## [Task objective]
Scan the entries below and report only how many lines contain "that".

## [Entries]
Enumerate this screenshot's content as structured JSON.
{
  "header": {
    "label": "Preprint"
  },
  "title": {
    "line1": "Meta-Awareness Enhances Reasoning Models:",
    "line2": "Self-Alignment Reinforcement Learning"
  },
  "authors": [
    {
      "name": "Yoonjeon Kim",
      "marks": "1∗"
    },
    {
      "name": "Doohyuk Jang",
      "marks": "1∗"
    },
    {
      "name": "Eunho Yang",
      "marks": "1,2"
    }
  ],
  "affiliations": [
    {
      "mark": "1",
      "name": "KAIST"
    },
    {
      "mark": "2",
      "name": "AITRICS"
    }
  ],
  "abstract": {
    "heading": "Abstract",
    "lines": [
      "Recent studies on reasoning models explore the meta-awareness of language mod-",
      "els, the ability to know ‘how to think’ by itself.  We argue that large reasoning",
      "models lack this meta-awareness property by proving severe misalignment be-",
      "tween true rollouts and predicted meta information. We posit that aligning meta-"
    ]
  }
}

==

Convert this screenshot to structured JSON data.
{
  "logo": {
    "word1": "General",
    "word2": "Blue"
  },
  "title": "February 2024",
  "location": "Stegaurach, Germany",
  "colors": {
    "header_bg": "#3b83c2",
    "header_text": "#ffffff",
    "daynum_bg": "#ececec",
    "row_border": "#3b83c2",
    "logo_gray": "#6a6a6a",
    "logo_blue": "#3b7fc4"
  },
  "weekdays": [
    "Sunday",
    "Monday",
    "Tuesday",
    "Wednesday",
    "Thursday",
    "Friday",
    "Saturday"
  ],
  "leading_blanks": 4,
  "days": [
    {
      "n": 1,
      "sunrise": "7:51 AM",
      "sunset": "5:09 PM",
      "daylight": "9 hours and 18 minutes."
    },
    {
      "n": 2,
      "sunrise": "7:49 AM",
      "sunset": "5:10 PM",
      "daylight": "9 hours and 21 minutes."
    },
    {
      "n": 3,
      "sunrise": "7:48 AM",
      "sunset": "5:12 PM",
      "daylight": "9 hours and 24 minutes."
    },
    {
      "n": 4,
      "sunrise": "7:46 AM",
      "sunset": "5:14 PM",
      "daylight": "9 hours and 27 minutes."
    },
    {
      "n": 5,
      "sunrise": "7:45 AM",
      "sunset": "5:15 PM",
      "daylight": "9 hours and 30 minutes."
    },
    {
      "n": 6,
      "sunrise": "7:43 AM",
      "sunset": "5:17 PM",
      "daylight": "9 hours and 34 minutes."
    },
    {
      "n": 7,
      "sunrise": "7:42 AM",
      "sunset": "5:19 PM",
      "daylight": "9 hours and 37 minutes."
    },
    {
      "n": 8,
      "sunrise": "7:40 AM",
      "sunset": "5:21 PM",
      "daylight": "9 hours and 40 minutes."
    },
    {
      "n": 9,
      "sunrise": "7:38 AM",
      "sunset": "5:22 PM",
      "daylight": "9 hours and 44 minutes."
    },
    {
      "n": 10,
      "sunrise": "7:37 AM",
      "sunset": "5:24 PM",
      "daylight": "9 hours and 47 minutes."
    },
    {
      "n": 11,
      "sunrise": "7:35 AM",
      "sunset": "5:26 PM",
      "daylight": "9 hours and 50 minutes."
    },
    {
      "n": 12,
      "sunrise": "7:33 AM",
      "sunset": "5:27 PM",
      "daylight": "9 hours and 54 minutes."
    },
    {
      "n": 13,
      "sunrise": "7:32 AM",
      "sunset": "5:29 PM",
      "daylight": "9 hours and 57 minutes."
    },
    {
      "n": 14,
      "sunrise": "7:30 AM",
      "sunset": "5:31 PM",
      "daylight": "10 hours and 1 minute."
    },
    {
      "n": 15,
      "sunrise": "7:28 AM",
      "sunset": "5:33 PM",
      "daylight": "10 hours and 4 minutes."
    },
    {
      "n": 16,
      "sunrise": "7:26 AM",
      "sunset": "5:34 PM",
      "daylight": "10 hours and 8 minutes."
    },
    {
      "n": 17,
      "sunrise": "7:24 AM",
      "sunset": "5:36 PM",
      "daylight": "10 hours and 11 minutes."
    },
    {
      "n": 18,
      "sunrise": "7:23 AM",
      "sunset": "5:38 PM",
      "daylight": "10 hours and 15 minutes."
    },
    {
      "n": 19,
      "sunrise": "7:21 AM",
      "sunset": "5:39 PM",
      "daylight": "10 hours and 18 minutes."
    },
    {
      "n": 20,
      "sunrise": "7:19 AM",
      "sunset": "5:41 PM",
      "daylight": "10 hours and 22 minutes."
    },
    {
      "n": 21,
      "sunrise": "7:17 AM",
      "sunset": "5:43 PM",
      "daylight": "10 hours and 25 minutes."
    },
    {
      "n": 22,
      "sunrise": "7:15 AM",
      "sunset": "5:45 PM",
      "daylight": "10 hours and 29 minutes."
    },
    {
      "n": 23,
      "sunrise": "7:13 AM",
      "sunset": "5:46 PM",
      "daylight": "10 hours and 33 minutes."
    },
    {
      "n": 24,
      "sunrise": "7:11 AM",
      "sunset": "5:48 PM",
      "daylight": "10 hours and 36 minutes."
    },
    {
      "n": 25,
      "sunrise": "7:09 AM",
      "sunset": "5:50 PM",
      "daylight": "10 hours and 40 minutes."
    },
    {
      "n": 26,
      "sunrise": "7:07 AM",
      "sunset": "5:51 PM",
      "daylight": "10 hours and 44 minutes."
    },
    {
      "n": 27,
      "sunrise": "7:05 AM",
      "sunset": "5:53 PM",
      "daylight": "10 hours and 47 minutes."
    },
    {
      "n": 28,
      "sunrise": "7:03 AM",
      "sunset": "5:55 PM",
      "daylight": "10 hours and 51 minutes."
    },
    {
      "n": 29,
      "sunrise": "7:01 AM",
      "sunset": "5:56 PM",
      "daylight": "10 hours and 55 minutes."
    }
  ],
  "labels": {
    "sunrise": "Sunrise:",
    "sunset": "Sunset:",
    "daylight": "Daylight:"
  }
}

--

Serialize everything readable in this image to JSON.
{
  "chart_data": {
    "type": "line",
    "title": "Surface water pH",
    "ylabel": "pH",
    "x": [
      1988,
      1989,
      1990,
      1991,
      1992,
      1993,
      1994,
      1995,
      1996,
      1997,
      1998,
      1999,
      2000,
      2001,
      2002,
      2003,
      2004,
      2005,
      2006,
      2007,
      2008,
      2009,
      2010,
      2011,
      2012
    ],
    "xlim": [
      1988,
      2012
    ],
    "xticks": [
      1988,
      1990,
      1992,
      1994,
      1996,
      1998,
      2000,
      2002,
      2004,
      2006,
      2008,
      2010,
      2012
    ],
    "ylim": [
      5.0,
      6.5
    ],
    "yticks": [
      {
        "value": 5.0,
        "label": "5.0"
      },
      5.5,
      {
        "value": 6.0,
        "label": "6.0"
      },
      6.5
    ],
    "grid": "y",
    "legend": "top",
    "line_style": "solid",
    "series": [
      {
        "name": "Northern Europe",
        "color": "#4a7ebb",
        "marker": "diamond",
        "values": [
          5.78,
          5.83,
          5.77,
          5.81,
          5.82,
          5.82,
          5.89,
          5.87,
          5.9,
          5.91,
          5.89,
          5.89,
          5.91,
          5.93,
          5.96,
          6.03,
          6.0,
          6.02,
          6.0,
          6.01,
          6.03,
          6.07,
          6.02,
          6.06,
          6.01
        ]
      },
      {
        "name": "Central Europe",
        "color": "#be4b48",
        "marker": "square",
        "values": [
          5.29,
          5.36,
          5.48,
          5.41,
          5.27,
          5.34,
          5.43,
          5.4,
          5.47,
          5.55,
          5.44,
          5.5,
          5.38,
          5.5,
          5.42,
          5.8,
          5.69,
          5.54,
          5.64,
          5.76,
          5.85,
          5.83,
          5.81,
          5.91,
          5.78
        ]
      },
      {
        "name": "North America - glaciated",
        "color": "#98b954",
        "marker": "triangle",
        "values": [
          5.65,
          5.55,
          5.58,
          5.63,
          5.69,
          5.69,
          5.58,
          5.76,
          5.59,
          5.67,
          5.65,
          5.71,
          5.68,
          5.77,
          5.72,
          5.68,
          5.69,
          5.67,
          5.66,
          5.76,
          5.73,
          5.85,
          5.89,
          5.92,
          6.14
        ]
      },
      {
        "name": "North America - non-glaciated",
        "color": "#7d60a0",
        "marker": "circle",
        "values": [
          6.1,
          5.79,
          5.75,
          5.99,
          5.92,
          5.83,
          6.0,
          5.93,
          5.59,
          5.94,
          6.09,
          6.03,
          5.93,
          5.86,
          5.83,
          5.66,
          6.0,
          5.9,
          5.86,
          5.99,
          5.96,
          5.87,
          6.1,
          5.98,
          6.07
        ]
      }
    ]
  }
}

## [Result below]
2